(Element location listings)
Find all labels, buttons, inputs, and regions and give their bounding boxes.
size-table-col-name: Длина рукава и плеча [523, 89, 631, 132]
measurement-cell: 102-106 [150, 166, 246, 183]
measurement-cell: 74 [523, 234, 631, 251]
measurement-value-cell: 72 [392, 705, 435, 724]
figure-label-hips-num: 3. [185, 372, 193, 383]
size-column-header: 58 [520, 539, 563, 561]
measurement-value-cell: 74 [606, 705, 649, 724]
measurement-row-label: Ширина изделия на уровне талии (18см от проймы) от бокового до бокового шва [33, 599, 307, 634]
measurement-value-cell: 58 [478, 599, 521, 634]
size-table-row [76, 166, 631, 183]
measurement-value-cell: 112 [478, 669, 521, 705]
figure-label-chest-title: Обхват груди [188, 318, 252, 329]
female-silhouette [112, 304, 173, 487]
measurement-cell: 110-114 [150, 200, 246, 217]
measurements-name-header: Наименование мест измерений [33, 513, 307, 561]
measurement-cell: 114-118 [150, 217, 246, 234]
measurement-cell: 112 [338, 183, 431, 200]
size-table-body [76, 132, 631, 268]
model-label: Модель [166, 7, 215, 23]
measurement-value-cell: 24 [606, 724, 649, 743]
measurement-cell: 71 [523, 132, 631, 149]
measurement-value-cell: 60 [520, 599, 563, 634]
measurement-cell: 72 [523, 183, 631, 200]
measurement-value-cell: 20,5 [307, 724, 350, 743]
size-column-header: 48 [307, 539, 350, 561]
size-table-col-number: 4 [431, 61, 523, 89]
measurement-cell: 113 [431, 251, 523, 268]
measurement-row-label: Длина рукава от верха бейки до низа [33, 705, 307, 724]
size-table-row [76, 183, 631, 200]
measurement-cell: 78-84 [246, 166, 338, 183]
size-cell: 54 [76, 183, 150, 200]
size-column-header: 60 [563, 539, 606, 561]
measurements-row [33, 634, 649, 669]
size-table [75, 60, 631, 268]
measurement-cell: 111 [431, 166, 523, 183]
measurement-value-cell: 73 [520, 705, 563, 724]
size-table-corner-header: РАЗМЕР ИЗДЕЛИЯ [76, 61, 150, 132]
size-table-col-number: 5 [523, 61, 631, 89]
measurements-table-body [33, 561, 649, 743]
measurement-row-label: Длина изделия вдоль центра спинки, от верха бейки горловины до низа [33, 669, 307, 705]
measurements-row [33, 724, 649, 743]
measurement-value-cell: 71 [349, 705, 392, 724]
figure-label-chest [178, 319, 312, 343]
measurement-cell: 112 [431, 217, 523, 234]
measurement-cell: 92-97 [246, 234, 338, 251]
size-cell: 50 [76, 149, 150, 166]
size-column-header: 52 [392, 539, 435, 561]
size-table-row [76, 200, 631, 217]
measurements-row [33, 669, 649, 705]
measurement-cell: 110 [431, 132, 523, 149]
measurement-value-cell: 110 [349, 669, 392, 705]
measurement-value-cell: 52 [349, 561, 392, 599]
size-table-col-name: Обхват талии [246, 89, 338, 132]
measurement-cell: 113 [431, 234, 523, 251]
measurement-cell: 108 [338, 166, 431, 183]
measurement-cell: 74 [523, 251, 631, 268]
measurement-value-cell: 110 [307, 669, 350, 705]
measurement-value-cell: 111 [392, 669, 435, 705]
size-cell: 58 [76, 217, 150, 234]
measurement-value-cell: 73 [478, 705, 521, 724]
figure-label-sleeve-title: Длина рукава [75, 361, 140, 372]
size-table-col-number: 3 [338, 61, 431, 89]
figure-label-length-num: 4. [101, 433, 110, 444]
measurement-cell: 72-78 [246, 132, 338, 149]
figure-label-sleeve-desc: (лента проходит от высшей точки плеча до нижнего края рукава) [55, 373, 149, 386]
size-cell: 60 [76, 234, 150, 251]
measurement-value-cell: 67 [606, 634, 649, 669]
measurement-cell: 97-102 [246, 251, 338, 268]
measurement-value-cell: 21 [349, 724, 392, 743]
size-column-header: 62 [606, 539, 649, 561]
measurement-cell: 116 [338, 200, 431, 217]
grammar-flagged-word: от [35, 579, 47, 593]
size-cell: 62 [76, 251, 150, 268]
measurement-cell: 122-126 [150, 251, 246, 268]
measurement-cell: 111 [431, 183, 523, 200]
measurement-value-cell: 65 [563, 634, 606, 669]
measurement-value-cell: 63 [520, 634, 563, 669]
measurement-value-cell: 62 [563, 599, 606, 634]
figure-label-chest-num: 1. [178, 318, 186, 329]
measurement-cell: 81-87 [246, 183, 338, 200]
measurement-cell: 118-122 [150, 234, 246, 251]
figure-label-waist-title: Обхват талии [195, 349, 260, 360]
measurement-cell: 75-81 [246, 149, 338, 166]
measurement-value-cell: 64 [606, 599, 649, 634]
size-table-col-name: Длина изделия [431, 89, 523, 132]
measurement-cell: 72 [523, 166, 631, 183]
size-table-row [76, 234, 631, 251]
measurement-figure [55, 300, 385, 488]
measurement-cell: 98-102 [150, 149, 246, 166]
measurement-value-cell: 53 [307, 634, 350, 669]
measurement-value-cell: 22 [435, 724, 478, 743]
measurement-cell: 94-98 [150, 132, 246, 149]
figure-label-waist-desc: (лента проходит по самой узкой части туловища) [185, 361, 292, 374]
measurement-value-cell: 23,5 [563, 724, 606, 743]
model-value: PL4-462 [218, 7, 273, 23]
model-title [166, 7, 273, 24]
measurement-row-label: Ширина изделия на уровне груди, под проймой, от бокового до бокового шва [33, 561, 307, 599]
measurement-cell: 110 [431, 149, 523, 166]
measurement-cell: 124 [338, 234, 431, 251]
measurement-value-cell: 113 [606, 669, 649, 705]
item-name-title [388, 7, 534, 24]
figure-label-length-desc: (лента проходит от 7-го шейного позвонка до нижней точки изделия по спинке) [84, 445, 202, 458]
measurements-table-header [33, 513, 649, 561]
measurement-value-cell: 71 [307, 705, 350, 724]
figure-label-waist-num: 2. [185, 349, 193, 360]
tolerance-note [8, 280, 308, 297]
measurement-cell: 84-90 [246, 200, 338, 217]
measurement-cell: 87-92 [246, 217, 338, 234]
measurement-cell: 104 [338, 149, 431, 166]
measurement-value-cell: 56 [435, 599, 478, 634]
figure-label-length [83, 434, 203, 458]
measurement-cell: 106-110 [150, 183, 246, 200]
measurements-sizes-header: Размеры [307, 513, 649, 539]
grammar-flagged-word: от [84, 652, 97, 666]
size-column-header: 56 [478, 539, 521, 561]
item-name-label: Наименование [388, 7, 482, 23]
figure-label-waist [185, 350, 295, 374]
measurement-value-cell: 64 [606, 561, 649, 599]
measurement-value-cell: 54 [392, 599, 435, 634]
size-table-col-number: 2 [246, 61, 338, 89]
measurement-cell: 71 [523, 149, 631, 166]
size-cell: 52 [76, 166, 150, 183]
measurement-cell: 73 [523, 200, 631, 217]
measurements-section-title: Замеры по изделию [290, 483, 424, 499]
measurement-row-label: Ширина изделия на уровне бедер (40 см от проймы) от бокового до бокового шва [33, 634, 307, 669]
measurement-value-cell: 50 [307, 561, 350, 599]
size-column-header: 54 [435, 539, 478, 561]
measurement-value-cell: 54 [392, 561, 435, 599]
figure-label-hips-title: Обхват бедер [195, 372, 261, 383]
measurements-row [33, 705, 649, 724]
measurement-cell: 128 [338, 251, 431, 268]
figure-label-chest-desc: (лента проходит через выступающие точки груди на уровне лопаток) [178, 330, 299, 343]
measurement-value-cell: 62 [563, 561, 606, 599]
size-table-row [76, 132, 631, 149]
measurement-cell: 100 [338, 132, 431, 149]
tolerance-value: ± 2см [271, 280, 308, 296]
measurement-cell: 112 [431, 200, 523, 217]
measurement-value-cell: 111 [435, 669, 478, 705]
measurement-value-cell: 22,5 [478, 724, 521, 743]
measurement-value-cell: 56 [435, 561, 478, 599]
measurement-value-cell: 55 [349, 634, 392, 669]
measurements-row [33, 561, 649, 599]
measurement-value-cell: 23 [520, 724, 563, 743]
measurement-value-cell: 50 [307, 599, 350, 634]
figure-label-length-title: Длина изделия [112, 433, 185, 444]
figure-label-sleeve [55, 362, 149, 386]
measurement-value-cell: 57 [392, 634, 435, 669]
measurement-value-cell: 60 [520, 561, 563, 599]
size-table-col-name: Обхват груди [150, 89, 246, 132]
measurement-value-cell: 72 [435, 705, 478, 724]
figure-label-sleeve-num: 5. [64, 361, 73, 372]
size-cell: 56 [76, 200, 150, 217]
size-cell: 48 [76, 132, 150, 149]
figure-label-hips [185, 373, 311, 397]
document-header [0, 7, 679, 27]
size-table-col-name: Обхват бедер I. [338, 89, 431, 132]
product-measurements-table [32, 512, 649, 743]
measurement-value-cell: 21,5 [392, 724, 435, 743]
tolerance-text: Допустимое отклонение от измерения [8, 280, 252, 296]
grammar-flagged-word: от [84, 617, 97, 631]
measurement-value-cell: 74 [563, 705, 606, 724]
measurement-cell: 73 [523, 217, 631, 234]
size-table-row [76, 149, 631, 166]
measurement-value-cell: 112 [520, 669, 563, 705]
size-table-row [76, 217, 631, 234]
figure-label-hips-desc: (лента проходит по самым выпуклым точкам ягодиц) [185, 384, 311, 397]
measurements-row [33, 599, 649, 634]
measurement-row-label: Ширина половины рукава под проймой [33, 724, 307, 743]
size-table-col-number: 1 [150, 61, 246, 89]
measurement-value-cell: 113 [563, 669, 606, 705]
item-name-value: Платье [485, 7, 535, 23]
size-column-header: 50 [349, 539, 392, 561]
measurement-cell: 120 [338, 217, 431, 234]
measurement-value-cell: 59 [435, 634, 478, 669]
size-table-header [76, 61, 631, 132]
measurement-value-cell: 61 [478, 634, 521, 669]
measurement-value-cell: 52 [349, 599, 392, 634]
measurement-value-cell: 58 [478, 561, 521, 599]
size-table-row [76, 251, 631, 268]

What the exercise asks:
Put the entries from the start of the entries through the line containing "measurement-row-label: Ширина изделия на уровне талии" into a Markdown table with the columns Row and Line, numbering each row and leaving out blank lines.

Exercise response:
| Row | Line |
|---|---|
| 1 | Find all labels, buttons, inputs, and regions and give their bounding boxes. |
| 2 | size-table-col-name: Длина рукава и плеча [523, 89, 631, 132] |
| 3 | measurement-cell: 102-106 [150, 166, 246, 183] |
| 4 | measurement-cell: 74 [523, 234, 631, 251] |
| 5 | measurement-value-cell: 72 [392, 705, 435, 724] |
| 6 | figure-label-hips-num: 3. [185, 372, 193, 383] |
| 7 | size-column-header: 58 [520, 539, 563, 561] |
| 8 | measurement-value-cell: 74 [606, 705, 649, 724] |
| 9 | measurement-row-label: Ширина изделия на уровне талии (18см от проймы) от бокового до бокового шва [33, 599, 307, 634] |